● Exercise aim: Your answer should be one number: the count of lines in these entries that hold the word "xlabel".

Records from a data source
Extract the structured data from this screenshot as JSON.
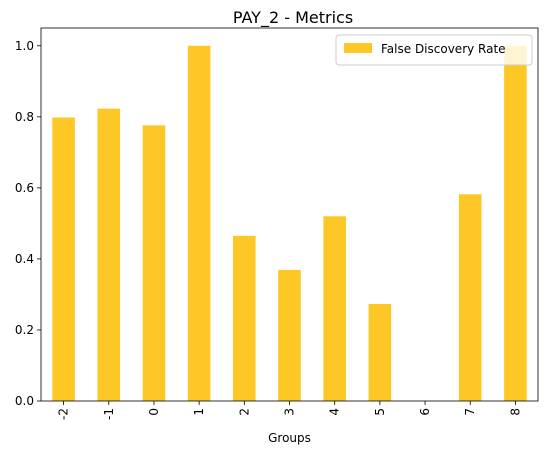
{
  "chart_data": {
    "type": "bar",
    "title": "PAY_2 - Metrics",
    "xlabel": "Groups",
    "ylabel": "",
    "categories": [
      "-2",
      "-1",
      "0",
      "1",
      "2",
      "3",
      "4",
      "5",
      "6",
      "7",
      "8"
    ],
    "series": [
      {
        "name": "False Discovery Rate",
        "values": [
          0.798,
          0.823,
          0.776,
          1.0,
          0.465,
          0.369,
          0.52,
          0.273,
          0.0,
          0.582,
          1.0
        ],
        "color": "#fdc826"
      }
    ],
    "ylim": [
      0,
      1.05
    ],
    "yticks": [
      "0.0",
      "0.2",
      "0.4",
      "0.6",
      "0.8",
      "1.0"
    ],
    "grid": false,
    "legend_position": "top-right"
  }
}
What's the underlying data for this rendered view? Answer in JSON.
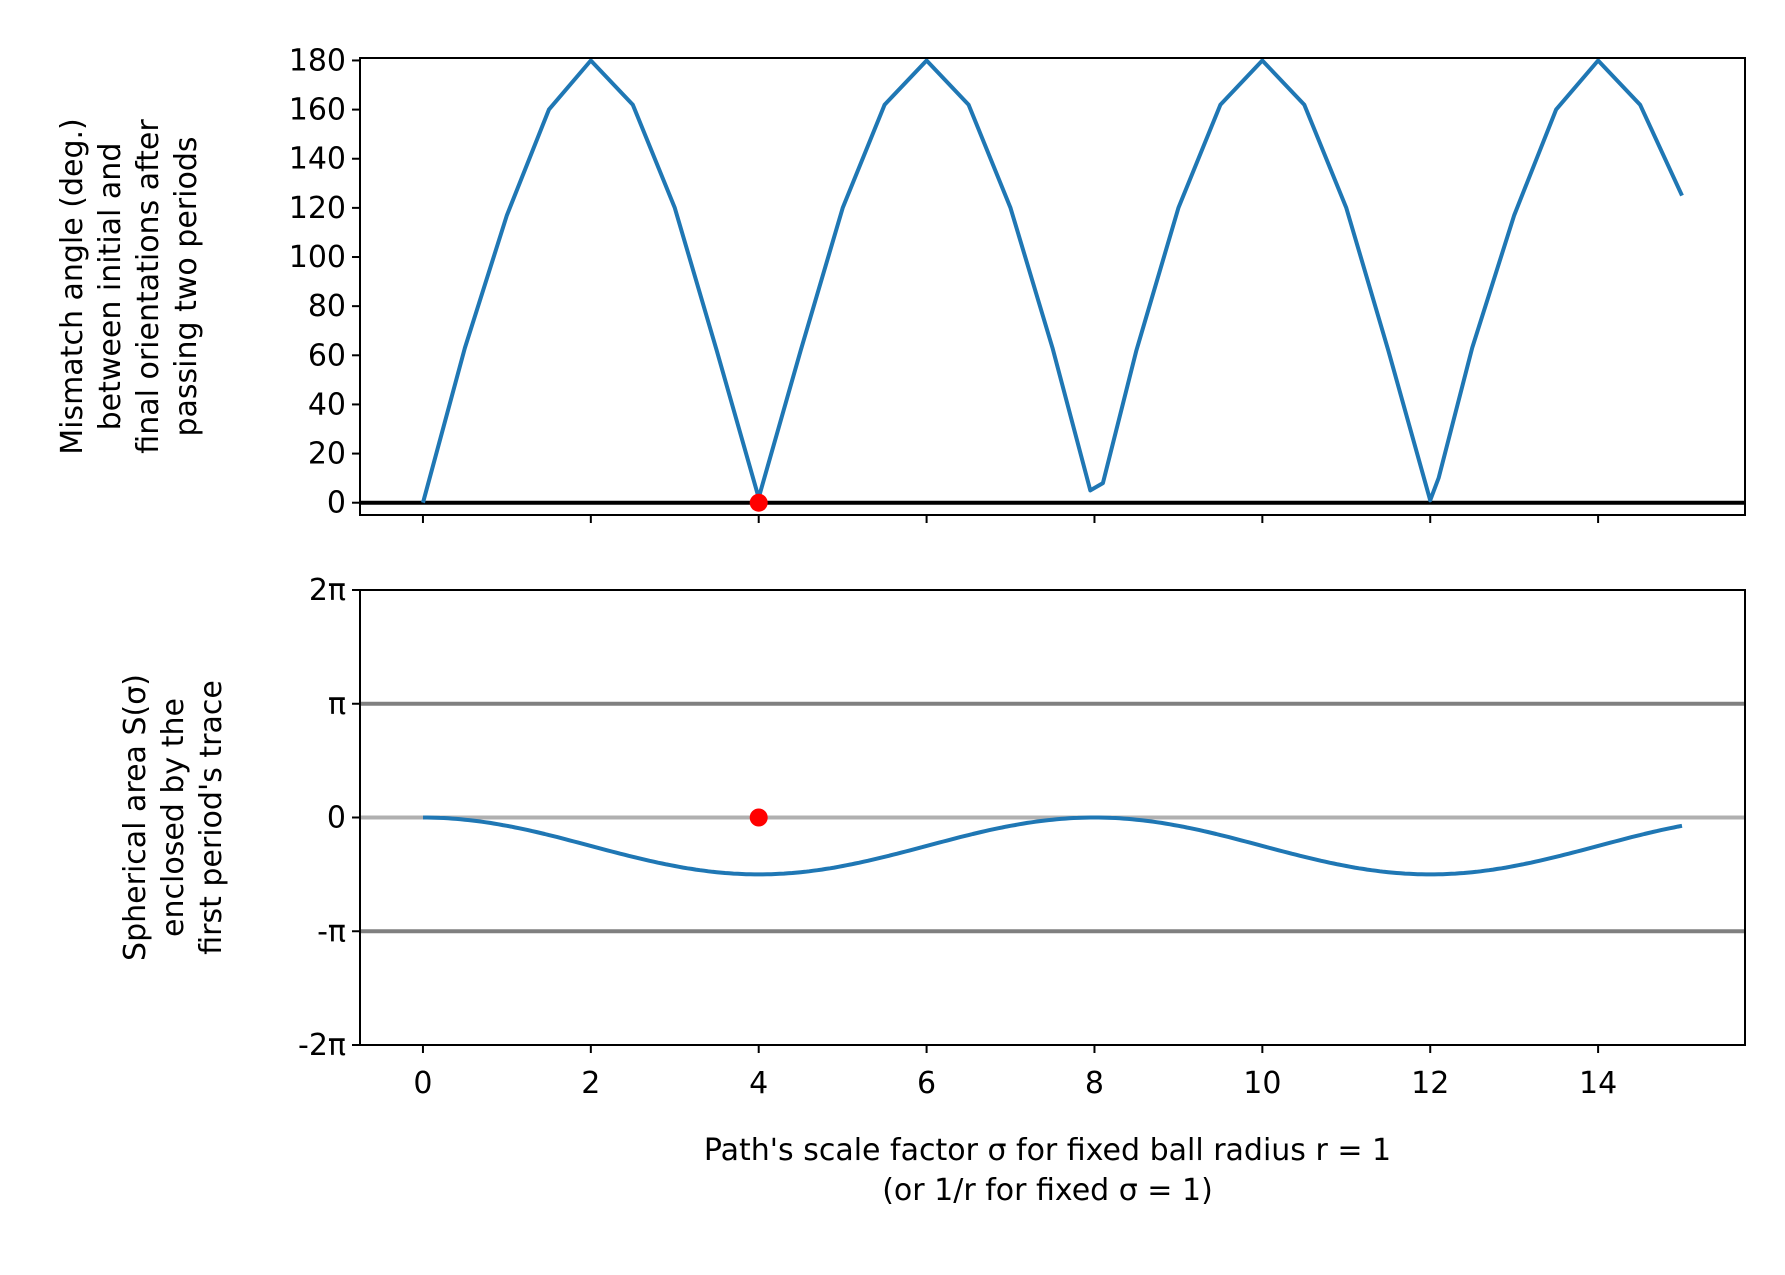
{
  "colors": {
    "series": "#1f77b4",
    "marker": "#ff0000",
    "zero_line_top": "#000000",
    "pi_lines": "#808080",
    "zero_line_bottom": "#b0b0b0"
  },
  "chart_data": [
    {
      "type": "line",
      "ylabel": "Mismatch angle (deg.)\nbetween initial and\nfinal orientations after\npassing two periods",
      "xlim": [
        -0.75,
        15.75
      ],
      "ylim": [
        -5,
        181
      ],
      "yticks": [
        0,
        20,
        40,
        60,
        80,
        100,
        120,
        140,
        160,
        180
      ],
      "ytick_labels": [
        "0",
        "20",
        "40",
        "60",
        "80",
        "100",
        "120",
        "140",
        "160",
        "180"
      ],
      "xticks": [
        0,
        2,
        4,
        6,
        8,
        10,
        12,
        14
      ],
      "xtick_labels_visible": false,
      "grid": false,
      "hlines": [
        {
          "y": 0,
          "color": "#000000"
        }
      ],
      "series": [
        {
          "x": [
            0,
            0.5,
            1,
            1.5,
            2,
            2.5,
            3,
            3.5,
            4,
            4.5,
            5,
            5.5,
            6,
            6.5,
            7,
            7.5,
            7.95,
            8.1,
            8.5,
            9,
            9.5,
            10,
            10.5,
            11,
            11.5,
            12,
            12.1,
            12.5,
            13,
            13.5,
            14,
            14.5,
            15
          ],
          "y": [
            0,
            63,
            117,
            160,
            180,
            162,
            120,
            62,
            2,
            62,
            120,
            162,
            180,
            162,
            120,
            63,
            5,
            8,
            62,
            120,
            162,
            180,
            162,
            120,
            62,
            1,
            10,
            63,
            117,
            160,
            180,
            162,
            125
          ]
        }
      ],
      "points": [
        {
          "x": 4,
          "y": 0
        }
      ]
    },
    {
      "type": "line",
      "ylabel": "Spherical area S(σ)\nenclosed by the\nfirst period's trace",
      "xlabel": "Path's scale factor σ for fixed ball radius r = 1\n(or 1/r for fixed σ = 1)",
      "xlim": [
        -0.75,
        15.75
      ],
      "ylim": [
        -6.2832,
        6.2832
      ],
      "yticks": [
        -6.2832,
        -3.1416,
        0,
        3.1416,
        6.2832
      ],
      "ytick_labels": [
        "-2π",
        "-π",
        "0",
        "π",
        "2π"
      ],
      "xticks": [
        0,
        2,
        4,
        6,
        8,
        10,
        12,
        14
      ],
      "xtick_labels": [
        "0",
        "2",
        "4",
        "6",
        "8",
        "10",
        "12",
        "14"
      ],
      "grid": false,
      "hlines": [
        {
          "y": 3.1416,
          "color": "#808080"
        },
        {
          "y": -3.1416,
          "color": "#808080"
        },
        {
          "y": 0,
          "color": "#b0b0b0"
        }
      ],
      "curve": {
        "form": "-A*(1-cos(pi*x/4))/2",
        "amplitude": 1.5708,
        "x_from": 0,
        "x_to": 15
      },
      "points": [
        {
          "x": 4,
          "y": 0
        }
      ]
    }
  ]
}
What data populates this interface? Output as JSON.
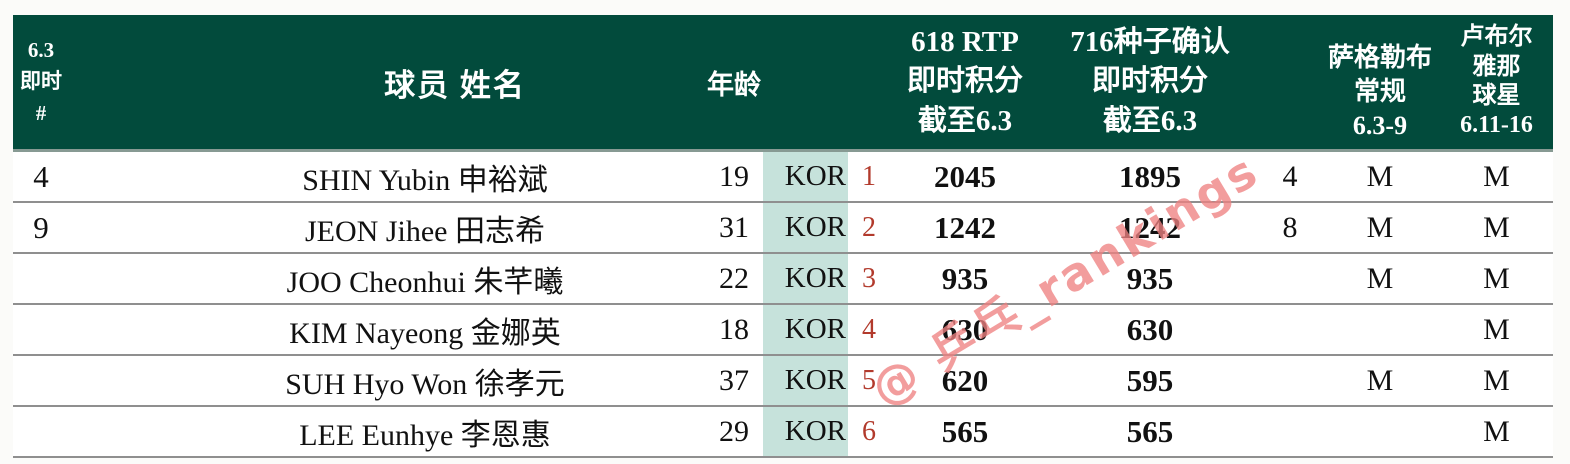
{
  "watermark": "@ 乒乓_rankings",
  "colors": {
    "header_bg": "#024b3c",
    "kor_column_bg": "#c6e2db",
    "seed_number_red": "#b23a2c",
    "watermark_pink": "#ee8282",
    "row_divider_gray": "#8f8f8f"
  },
  "chart_data": {
    "type": "table",
    "header": {
      "rank": "6.3\n即时\n#",
      "name": "球员 姓名",
      "age": "年龄",
      "nation": "",
      "seed": "",
      "rtp618": "618 RTP\n即时积分\n截至6.3",
      "seed716": "716种子确认\n即时积分\n截至6.3",
      "extra": "",
      "zagreb": "萨格勒布\n常规\n6.3-9",
      "ljubljana": "卢布尔\n雅那\n球星\n6.11-16"
    },
    "rows": [
      {
        "rank": "4",
        "name": "SHIN Yubin 申裕斌",
        "age": "19",
        "nation": "KOR",
        "seed": "1",
        "rtp618": "2045",
        "seed716": "1895",
        "extra": "4",
        "zagreb": "M",
        "ljubljana": "M"
      },
      {
        "rank": "9",
        "name": "JEON Jihee 田志希",
        "age": "31",
        "nation": "KOR",
        "seed": "2",
        "rtp618": "1242",
        "seed716": "1242",
        "extra": "8",
        "zagreb": "M",
        "ljubljana": "M"
      },
      {
        "rank": "",
        "name": "JOO Cheonhui 朱芊曦",
        "age": "22",
        "nation": "KOR",
        "seed": "3",
        "rtp618": "935",
        "seed716": "935",
        "extra": "",
        "zagreb": "M",
        "ljubljana": "M"
      },
      {
        "rank": "",
        "name": "KIM Nayeong 金娜英",
        "age": "18",
        "nation": "KOR",
        "seed": "4",
        "rtp618": "630",
        "seed716": "630",
        "extra": "",
        "zagreb": "",
        "ljubljana": "M"
      },
      {
        "rank": "",
        "name": "SUH Hyo Won 徐孝元",
        "age": "37",
        "nation": "KOR",
        "seed": "5",
        "rtp618": "620",
        "seed716": "595",
        "extra": "",
        "zagreb": "M",
        "ljubljana": "M"
      },
      {
        "rank": "",
        "name": "LEE Eunhye 李恩惠",
        "age": "29",
        "nation": "KOR",
        "seed": "6",
        "rtp618": "565",
        "seed716": "565",
        "extra": "",
        "zagreb": "",
        "ljubljana": "M"
      }
    ]
  }
}
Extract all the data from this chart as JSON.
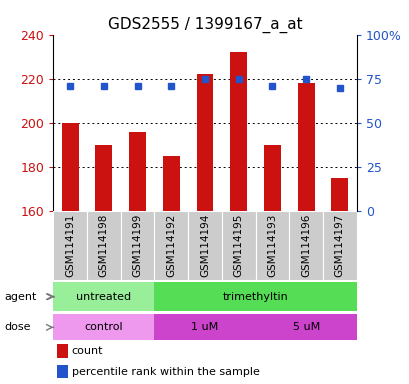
{
  "title": "GDS2555 / 1399167_a_at",
  "samples": [
    "GSM114191",
    "GSM114198",
    "GSM114199",
    "GSM114192",
    "GSM114194",
    "GSM114195",
    "GSM114193",
    "GSM114196",
    "GSM114197"
  ],
  "counts": [
    200,
    190,
    196,
    185,
    222,
    232,
    190,
    218,
    175
  ],
  "percentile_ranks": [
    71,
    71,
    71,
    71,
    75,
    75,
    71,
    75,
    70
  ],
  "ymin": 160,
  "ymax": 240,
  "yticks": [
    160,
    180,
    200,
    220,
    240
  ],
  "right_yticks": [
    0,
    25,
    50,
    75,
    100
  ],
  "bar_color": "#cc1111",
  "dot_color": "#2255cc",
  "agent_groups": [
    {
      "label": "untreated",
      "start": 0,
      "end": 3,
      "color": "#99ee99"
    },
    {
      "label": "trimethyltin",
      "start": 3,
      "end": 9,
      "color": "#55dd55"
    }
  ],
  "dose_groups": [
    {
      "label": "control",
      "start": 0,
      "end": 3,
      "color": "#ee99ee"
    },
    {
      "label": "1 uM",
      "start": 3,
      "end": 6,
      "color": "#dd55dd"
    },
    {
      "label": "5 uM",
      "start": 6,
      "end": 9,
      "color": "#dd55dd"
    }
  ],
  "bar_color_legend": "#cc1111",
  "dot_color_legend": "#2255cc",
  "ylabel_color": "#cc1111",
  "right_ylabel_color": "#2255cc",
  "title_fontsize": 11,
  "tick_fontsize": 9,
  "sample_fontsize": 7.5
}
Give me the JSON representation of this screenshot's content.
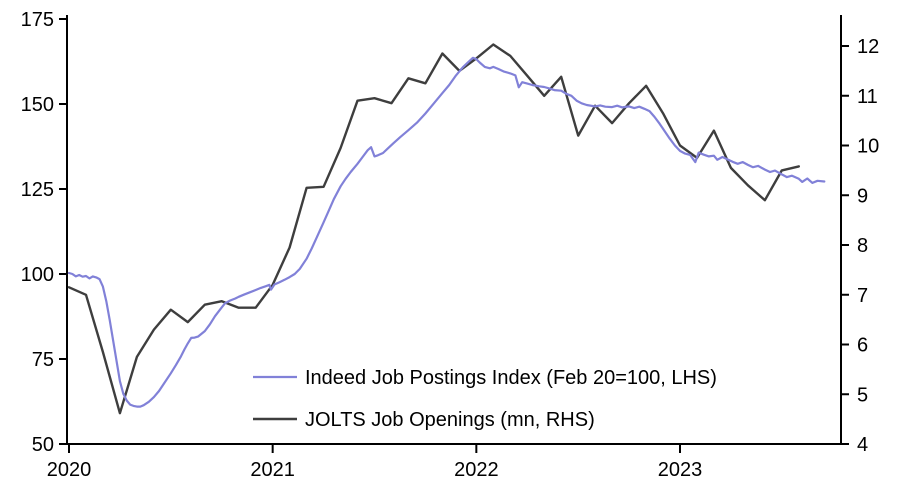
{
  "chart_data": {
    "type": "line",
    "title": "",
    "background": "#ffffff",
    "grid": false,
    "legend_position": "inside lower-center",
    "x_axis": {
      "tick_labels": [
        "2020",
        "2021",
        "2022",
        "2023"
      ],
      "tick_months": [
        0,
        12,
        24,
        36
      ]
    },
    "left_axis": {
      "label": "Indeed Job Postings Index (Feb 20=100)",
      "ticks": [
        175,
        150,
        125,
        100,
        75,
        50
      ],
      "range": [
        50,
        175
      ]
    },
    "right_axis": {
      "label": "JOLTS Job Openings (mn)",
      "ticks": [
        12,
        11,
        10,
        9,
        8,
        7,
        6,
        5,
        4
      ],
      "range": [
        4,
        12
      ]
    },
    "series": [
      {
        "name": "Indeed Job Postings Index (Feb 20=100, LHS)",
        "axis": "left",
        "color": "#8181D8",
        "stroke_width": 2.2,
        "points_unit": "[months since Jan 2020, index value]",
        "points": [
          [
            0,
            100.3
          ],
          [
            0.2,
            100.0
          ],
          [
            0.4,
            99.3
          ],
          [
            0.6,
            99.7
          ],
          [
            0.8,
            99.2
          ],
          [
            1.0,
            99.4
          ],
          [
            1.2,
            98.7
          ],
          [
            1.4,
            99.3
          ],
          [
            1.6,
            99.0
          ],
          [
            1.8,
            98.5
          ],
          [
            2.0,
            96.3
          ],
          [
            2.2,
            92.0
          ],
          [
            2.4,
            86.5
          ],
          [
            2.6,
            80.5
          ],
          [
            2.8,
            74.5
          ],
          [
            3.0,
            68.5
          ],
          [
            3.2,
            64.8
          ],
          [
            3.4,
            62.8
          ],
          [
            3.6,
            61.6
          ],
          [
            3.8,
            61.2
          ],
          [
            4.0,
            61.0
          ],
          [
            4.2,
            61.0
          ],
          [
            4.4,
            61.4
          ],
          [
            4.7,
            62.4
          ],
          [
            5.0,
            63.8
          ],
          [
            5.3,
            65.6
          ],
          [
            5.6,
            67.8
          ],
          [
            6.0,
            70.8
          ],
          [
            6.3,
            73.2
          ],
          [
            6.6,
            75.8
          ],
          [
            6.8,
            77.8
          ],
          [
            7.0,
            79.6
          ],
          [
            7.2,
            81.2
          ],
          [
            7.4,
            81.3
          ],
          [
            7.6,
            81.6
          ],
          [
            8.0,
            83.2
          ],
          [
            8.3,
            85.2
          ],
          [
            8.6,
            87.6
          ],
          [
            9.0,
            90.2
          ],
          [
            9.2,
            91.4
          ],
          [
            9.5,
            92.2
          ],
          [
            9.8,
            92.8
          ],
          [
            10.0,
            93.3
          ],
          [
            10.3,
            93.9
          ],
          [
            10.6,
            94.5
          ],
          [
            11.0,
            95.3
          ],
          [
            11.3,
            95.9
          ],
          [
            11.6,
            96.4
          ],
          [
            11.8,
            96.8
          ],
          [
            11.9,
            95.4
          ],
          [
            12.1,
            96.9
          ],
          [
            12.4,
            97.6
          ],
          [
            12.7,
            98.3
          ],
          [
            13.0,
            99.1
          ],
          [
            13.3,
            100.0
          ],
          [
            13.6,
            101.5
          ],
          [
            14.0,
            104.5
          ],
          [
            14.3,
            107.5
          ],
          [
            14.6,
            110.8
          ],
          [
            15.0,
            115.2
          ],
          [
            15.3,
            118.6
          ],
          [
            15.6,
            122.0
          ],
          [
            16.0,
            125.8
          ],
          [
            16.3,
            128.0
          ],
          [
            16.6,
            130.0
          ],
          [
            17.0,
            132.4
          ],
          [
            17.3,
            134.4
          ],
          [
            17.6,
            136.4
          ],
          [
            17.8,
            137.3
          ],
          [
            18.0,
            134.6
          ],
          [
            18.2,
            134.9
          ],
          [
            18.5,
            135.6
          ],
          [
            18.8,
            137.0
          ],
          [
            19.1,
            138.4
          ],
          [
            19.5,
            140.2
          ],
          [
            20.0,
            142.3
          ],
          [
            20.5,
            144.5
          ],
          [
            21.0,
            147.2
          ],
          [
            21.5,
            150.2
          ],
          [
            22.0,
            153.2
          ],
          [
            22.4,
            155.6
          ],
          [
            22.8,
            158.4
          ],
          [
            23.2,
            160.8
          ],
          [
            23.5,
            162.2
          ],
          [
            23.8,
            163.6
          ],
          [
            24.0,
            163.2
          ],
          [
            24.2,
            162.2
          ],
          [
            24.5,
            160.9
          ],
          [
            24.8,
            160.5
          ],
          [
            25.0,
            160.9
          ],
          [
            25.3,
            160.3
          ],
          [
            25.6,
            159.6
          ],
          [
            26.0,
            159.0
          ],
          [
            26.3,
            158.4
          ],
          [
            26.5,
            154.9
          ],
          [
            26.7,
            156.4
          ],
          [
            27.0,
            156.0
          ],
          [
            27.3,
            155.6
          ],
          [
            27.7,
            155.2
          ],
          [
            28.0,
            155.0
          ],
          [
            28.3,
            154.6
          ],
          [
            28.6,
            154.1
          ],
          [
            29.0,
            153.9
          ],
          [
            29.3,
            153.0
          ],
          [
            29.6,
            152.4
          ],
          [
            29.9,
            151.0
          ],
          [
            30.2,
            150.2
          ],
          [
            30.5,
            149.7
          ],
          [
            31.0,
            149.3
          ],
          [
            31.3,
            149.6
          ],
          [
            31.6,
            149.2
          ],
          [
            32.0,
            149.1
          ],
          [
            32.3,
            149.5
          ],
          [
            32.6,
            149.0
          ],
          [
            33.0,
            149.3
          ],
          [
            33.3,
            148.8
          ],
          [
            33.6,
            149.2
          ],
          [
            33.9,
            148.6
          ],
          [
            34.2,
            147.9
          ],
          [
            34.5,
            146.2
          ],
          [
            34.8,
            144.2
          ],
          [
            35.1,
            142.0
          ],
          [
            35.4,
            139.8
          ],
          [
            35.7,
            137.8
          ],
          [
            36.0,
            136.2
          ],
          [
            36.3,
            135.4
          ],
          [
            36.6,
            135.0
          ],
          [
            36.9,
            132.9
          ],
          [
            37.1,
            135.7
          ],
          [
            37.4,
            135.1
          ],
          [
            37.7,
            134.6
          ],
          [
            38.0,
            134.8
          ],
          [
            38.2,
            133.6
          ],
          [
            38.5,
            134.4
          ],
          [
            38.8,
            133.7
          ],
          [
            39.1,
            133.0
          ],
          [
            39.4,
            132.4
          ],
          [
            39.7,
            132.9
          ],
          [
            40.0,
            132.1
          ],
          [
            40.3,
            131.4
          ],
          [
            40.6,
            131.8
          ],
          [
            41.0,
            130.7
          ],
          [
            41.3,
            130.0
          ],
          [
            41.6,
            130.4
          ],
          [
            42.0,
            129.3
          ],
          [
            42.3,
            128.5
          ],
          [
            42.6,
            128.9
          ],
          [
            43.0,
            128.0
          ],
          [
            43.2,
            127.1
          ],
          [
            43.5,
            128.1
          ],
          [
            43.8,
            126.8
          ],
          [
            44.1,
            127.4
          ],
          [
            44.5,
            127.2
          ]
        ]
      },
      {
        "name": "JOLTS Job Openings (mn, RHS)",
        "axis": "right",
        "color": "#3E3E3E",
        "stroke_width": 2.4,
        "start_month": "2020-01",
        "frequency": "monthly",
        "values": [
          7.15,
          7.0,
          5.85,
          4.62,
          5.75,
          6.3,
          6.7,
          6.45,
          6.8,
          6.87,
          6.74,
          6.74,
          7.2,
          7.95,
          9.15,
          9.17,
          9.95,
          10.9,
          10.95,
          10.85,
          11.35,
          11.25,
          11.85,
          11.5,
          11.75,
          12.03,
          11.8,
          11.4,
          11.0,
          11.38,
          10.2,
          10.8,
          10.45,
          10.85,
          11.2,
          10.65,
          10.0,
          9.75,
          10.3,
          9.55,
          9.2,
          8.9,
          9.5,
          9.58
        ]
      }
    ]
  }
}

● Reply to the exercise: 2